[Data entries]
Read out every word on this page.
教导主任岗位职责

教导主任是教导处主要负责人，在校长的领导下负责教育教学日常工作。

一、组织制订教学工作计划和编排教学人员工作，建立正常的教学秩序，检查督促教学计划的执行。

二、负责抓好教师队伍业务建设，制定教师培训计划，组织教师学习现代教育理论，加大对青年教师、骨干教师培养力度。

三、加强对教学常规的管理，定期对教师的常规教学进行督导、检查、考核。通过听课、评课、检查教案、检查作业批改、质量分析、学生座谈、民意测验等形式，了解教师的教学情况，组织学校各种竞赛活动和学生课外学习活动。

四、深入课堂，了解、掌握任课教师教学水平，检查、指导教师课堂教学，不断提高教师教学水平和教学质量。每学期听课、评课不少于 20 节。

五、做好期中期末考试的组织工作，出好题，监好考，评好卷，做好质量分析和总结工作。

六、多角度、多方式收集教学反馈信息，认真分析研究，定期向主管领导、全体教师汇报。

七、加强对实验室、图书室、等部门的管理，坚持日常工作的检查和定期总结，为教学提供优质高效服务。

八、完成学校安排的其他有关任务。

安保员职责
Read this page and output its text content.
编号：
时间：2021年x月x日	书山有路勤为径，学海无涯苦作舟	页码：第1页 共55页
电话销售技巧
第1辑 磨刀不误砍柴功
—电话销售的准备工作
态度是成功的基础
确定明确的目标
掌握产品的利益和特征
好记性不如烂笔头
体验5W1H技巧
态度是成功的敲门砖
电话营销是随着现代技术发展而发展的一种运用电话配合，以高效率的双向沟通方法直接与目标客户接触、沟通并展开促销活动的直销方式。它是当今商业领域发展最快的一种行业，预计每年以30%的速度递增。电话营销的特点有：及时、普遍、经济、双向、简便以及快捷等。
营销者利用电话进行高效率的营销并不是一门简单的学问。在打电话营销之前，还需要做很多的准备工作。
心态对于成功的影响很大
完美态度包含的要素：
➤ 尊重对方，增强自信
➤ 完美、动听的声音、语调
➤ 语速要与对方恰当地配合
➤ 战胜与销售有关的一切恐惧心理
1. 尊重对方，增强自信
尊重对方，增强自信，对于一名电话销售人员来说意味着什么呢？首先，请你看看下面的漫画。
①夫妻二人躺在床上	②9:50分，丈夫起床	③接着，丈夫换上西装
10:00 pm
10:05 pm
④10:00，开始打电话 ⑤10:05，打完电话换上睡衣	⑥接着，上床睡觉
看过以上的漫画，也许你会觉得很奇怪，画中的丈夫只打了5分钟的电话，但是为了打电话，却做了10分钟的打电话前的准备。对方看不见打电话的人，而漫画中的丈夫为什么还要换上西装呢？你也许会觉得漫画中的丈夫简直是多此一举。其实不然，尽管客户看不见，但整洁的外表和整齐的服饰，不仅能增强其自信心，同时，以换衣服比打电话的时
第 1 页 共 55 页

WHAT NEEDS TO BE DONE — Copy out each line exactly.

SOLUTION —
Read out every word on this page.
教导主任岗位职责

教导主任是教导处主要负责人，在校长的领导下负责教育教学日常工作。

一、组织制订教学工作计划和编排教学人员工作，建立正常的教学秩序，检查督促教学计划的执行。

二、负责抓好教师队伍业务建设，制定教师培训计划，组织教师学习现代教育理论，加大对青年教师、骨干教师培养力度。

三、加强对教学常规的管理，定期对教师的常规教学进行督导、检查、考核。通过听课、评课、检查教案、检查作业批改、质量分析、学生座谈、民意测验等形式，了解教师的教学情况，组织学校各种竞赛活动和学生课外学习活动。

四、深入课堂，了解、掌握任课教师教学水平，检查、指导教师课堂教学，不断提高教师教学水平和教学质量。每学期听课、评课不少于 20 节。

五、做好期中期末考试的组织工作，出好题，监好考，评好卷，做好质量分析和总结工作。

六、多角度、多方式收集教学反馈信息，认真分析研究，定期向主管领导、全体教师汇报。

七、加强对实验室、图书室、等部门的管理，坚持日常工作的检查和定期总结，为教学提供优质高效服务。

八、完成学校安排的其他有关任务。

安保员职责
Read this page and output its text content.
编号：
时间：2021年x月x日	书山有路勤为径，学海无涯苦作舟	页码：第1页 共55页
电话销售技巧
第1辑 磨刀不误砍柴功
—电话销售的准备工作
态度是成功的基础
确定明确的目标
掌握产品的利益和特征
好记性不如烂笔头
体验5W1H技巧
态度是成功的敲门砖
电话营销是随着现代技术发展而发展的一种运用电话配合，以高效率的双向沟通方法直接与目标客户接触、沟通并展开促销活动的直销方式。它是当今商业领域发展最快的一种行业，预计每年以30%的速度递增。电话营销的特点有：及时、普遍、经济、双向、简便以及快捷等。
营销者利用电话进行高效率的营销并不是一门简单的学问。在打电话营销之前，还需要做很多的准备工作。
心态对于成功的影响很大
完美态度包含的要素：
➤ 尊重对方，增强自信
➤ 完美、动听的声音、语调
➤ 语速要与对方恰当地配合
➤ 战胜与销售有关的一切恐惧心理
1. 尊重对方，增强自信
尊重对方，增强自信，对于一名电话销售人员来说意味着什么呢？首先，请你看看下面的漫画。
①夫妻二人躺在床上	②9:50分，丈夫起床	③接着，丈夫换上西装
10:00 pm
10:05 pm
④10:00，开始打电话 ⑤10:05，打完电话换上睡衣	⑥接着，上床睡觉
看过以上的漫画，也许你会觉得很奇怪，画中的丈夫只打了5分钟的电话，但是为了打电话，却做了10分钟的打电话前的准备。对方看不见打电话的人，而漫画中的丈夫为什么还要换上西装呢？你也许会觉得漫画中的丈夫简直是多此一举。其实不然，尽管客户看不见，但整洁的外表和整齐的服饰，不仅能增强其自信心，同时，以换衣服比打电话的时
第 1 页 共 55 页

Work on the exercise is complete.